■ **OBJECTIVE**
Write the material out again exactly.

■ **DATA TO PROCESS**
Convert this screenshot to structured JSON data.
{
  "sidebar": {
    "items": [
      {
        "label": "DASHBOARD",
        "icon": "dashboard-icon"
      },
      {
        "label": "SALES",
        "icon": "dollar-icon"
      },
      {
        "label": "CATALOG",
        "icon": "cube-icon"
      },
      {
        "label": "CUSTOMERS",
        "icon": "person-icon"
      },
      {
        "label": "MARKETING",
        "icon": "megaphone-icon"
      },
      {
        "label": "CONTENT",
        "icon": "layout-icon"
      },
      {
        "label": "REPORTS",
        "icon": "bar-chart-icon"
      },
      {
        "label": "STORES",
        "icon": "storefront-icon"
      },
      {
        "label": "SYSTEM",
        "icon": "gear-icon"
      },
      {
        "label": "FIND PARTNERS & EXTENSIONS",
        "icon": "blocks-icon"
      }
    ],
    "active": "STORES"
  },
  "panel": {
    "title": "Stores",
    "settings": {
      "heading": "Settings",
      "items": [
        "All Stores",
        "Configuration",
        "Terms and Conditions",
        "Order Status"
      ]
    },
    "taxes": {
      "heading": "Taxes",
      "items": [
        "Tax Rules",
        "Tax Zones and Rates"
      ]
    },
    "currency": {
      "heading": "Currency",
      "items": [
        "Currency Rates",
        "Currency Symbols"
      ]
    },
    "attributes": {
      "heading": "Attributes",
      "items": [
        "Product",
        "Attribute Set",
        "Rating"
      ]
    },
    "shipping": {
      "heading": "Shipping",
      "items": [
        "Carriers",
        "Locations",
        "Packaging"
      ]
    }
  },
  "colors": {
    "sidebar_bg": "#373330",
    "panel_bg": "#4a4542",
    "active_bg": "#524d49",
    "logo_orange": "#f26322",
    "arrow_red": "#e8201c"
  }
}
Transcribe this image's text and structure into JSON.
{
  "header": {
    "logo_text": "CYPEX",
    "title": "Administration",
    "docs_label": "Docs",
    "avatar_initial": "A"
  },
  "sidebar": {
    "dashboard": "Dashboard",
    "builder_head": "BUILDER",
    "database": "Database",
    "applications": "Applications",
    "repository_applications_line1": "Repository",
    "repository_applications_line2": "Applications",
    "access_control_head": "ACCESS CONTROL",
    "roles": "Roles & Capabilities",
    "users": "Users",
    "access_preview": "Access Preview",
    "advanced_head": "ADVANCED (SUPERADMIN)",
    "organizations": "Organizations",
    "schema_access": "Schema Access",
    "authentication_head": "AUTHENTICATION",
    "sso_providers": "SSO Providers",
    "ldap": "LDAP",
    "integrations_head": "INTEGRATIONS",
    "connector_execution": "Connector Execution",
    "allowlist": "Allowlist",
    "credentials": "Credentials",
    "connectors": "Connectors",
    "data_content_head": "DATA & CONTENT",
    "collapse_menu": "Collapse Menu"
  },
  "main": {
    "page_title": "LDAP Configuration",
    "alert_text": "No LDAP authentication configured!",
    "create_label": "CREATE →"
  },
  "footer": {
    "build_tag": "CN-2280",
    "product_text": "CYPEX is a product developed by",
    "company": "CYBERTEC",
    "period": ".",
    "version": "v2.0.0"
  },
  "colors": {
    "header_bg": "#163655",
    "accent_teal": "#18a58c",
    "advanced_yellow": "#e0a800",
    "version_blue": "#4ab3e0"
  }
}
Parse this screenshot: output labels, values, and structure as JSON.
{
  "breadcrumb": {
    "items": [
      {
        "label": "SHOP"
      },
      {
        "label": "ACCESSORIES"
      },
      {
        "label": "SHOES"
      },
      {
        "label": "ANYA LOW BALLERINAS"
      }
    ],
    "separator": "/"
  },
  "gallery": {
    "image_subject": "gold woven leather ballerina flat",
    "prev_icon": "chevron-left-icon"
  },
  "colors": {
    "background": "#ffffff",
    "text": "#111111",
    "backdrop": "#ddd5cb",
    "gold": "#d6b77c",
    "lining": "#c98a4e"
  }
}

■ **RESPONSE TO THIS TASK**
Convert this screenshot to structured JSON data.
{
  "sidebar": {
    "items": [
      {
        "label": "DASHBOARD",
        "icon": "dashboard-icon"
      },
      {
        "label": "SALES",
        "icon": "dollar-icon"
      },
      {
        "label": "CATALOG",
        "icon": "cube-icon"
      },
      {
        "label": "CUSTOMERS",
        "icon": "person-icon"
      },
      {
        "label": "MARKETING",
        "icon": "megaphone-icon"
      },
      {
        "label": "CONTENT",
        "icon": "layout-icon"
      },
      {
        "label": "REPORTS",
        "icon": "bar-chart-icon"
      },
      {
        "label": "STORES",
        "icon": "storefront-icon"
      },
      {
        "label": "SYSTEM",
        "icon": "gear-icon"
      },
      {
        "label": "FIND PARTNERS & EXTENSIONS",
        "icon": "blocks-icon"
      }
    ],
    "active": "STORES"
  },
  "panel": {
    "title": "Stores",
    "settings": {
      "heading": "Settings",
      "items": [
        "All Stores",
        "Configuration",
        "Terms and Conditions",
        "Order Status"
      ]
    },
    "taxes": {
      "heading": "Taxes",
      "items": [
        "Tax Rules",
        "Tax Zones and Rates"
      ]
    },
    "currency": {
      "heading": "Currency",
      "items": [
        "Currency Rates",
        "Currency Symbols"
      ]
    },
    "attributes": {
      "heading": "Attributes",
      "items": [
        "Product",
        "Attribute Set",
        "Rating"
      ]
    },
    "shipping": {
      "heading": "Shipping",
      "items": [
        "Carriers",
        "Locations",
        "Packaging"
      ]
    }
  },
  "colors": {
    "sidebar_bg": "#373330",
    "panel_bg": "#4a4542",
    "active_bg": "#524d49",
    "logo_orange": "#f26322",
    "arrow_red": "#e8201c"
  }
}
Transcribe this image's text and structure into JSON.
{
  "header": {
    "logo_text": "CYPEX",
    "title": "Administration",
    "docs_label": "Docs",
    "avatar_initial": "A"
  },
  "sidebar": {
    "dashboard": "Dashboard",
    "builder_head": "BUILDER",
    "database": "Database",
    "applications": "Applications",
    "repository_applications_line1": "Repository",
    "repository_applications_line2": "Applications",
    "access_control_head": "ACCESS CONTROL",
    "roles": "Roles & Capabilities",
    "users": "Users",
    "access_preview": "Access Preview",
    "advanced_head": "ADVANCED (SUPERADMIN)",
    "organizations": "Organizations",
    "schema_access": "Schema Access",
    "authentication_head": "AUTHENTICATION",
    "sso_providers": "SSO Providers",
    "ldap": "LDAP",
    "integrations_head": "INTEGRATIONS",
    "connector_execution": "Connector Execution",
    "allowlist": "Allowlist",
    "credentials": "Credentials",
    "connectors": "Connectors",
    "data_content_head": "DATA & CONTENT",
    "collapse_menu": "Collapse Menu"
  },
  "main": {
    "page_title": "LDAP Configuration",
    "alert_text": "No LDAP authentication configured!",
    "create_label": "CREATE →"
  },
  "footer": {
    "build_tag": "CN-2280",
    "product_text": "CYPEX is a product developed by",
    "company": "CYBERTEC",
    "period": ".",
    "version": "v2.0.0"
  },
  "colors": {
    "header_bg": "#163655",
    "accent_teal": "#18a58c",
    "advanced_yellow": "#e0a800",
    "version_blue": "#4ab3e0"
  }
}
Parse this screenshot: output labels, values, and structure as JSON.
{
  "breadcrumb": {
    "items": [
      {
        "label": "SHOP"
      },
      {
        "label": "ACCESSORIES"
      },
      {
        "label": "SHOES"
      },
      {
        "label": "ANYA LOW BALLERINAS"
      }
    ],
    "separator": "/"
  },
  "gallery": {
    "image_subject": "gold woven leather ballerina flat",
    "prev_icon": "chevron-left-icon"
  },
  "colors": {
    "background": "#ffffff",
    "text": "#111111",
    "backdrop": "#ddd5cb",
    "gold": "#d6b77c",
    "lining": "#c98a4e"
  }
}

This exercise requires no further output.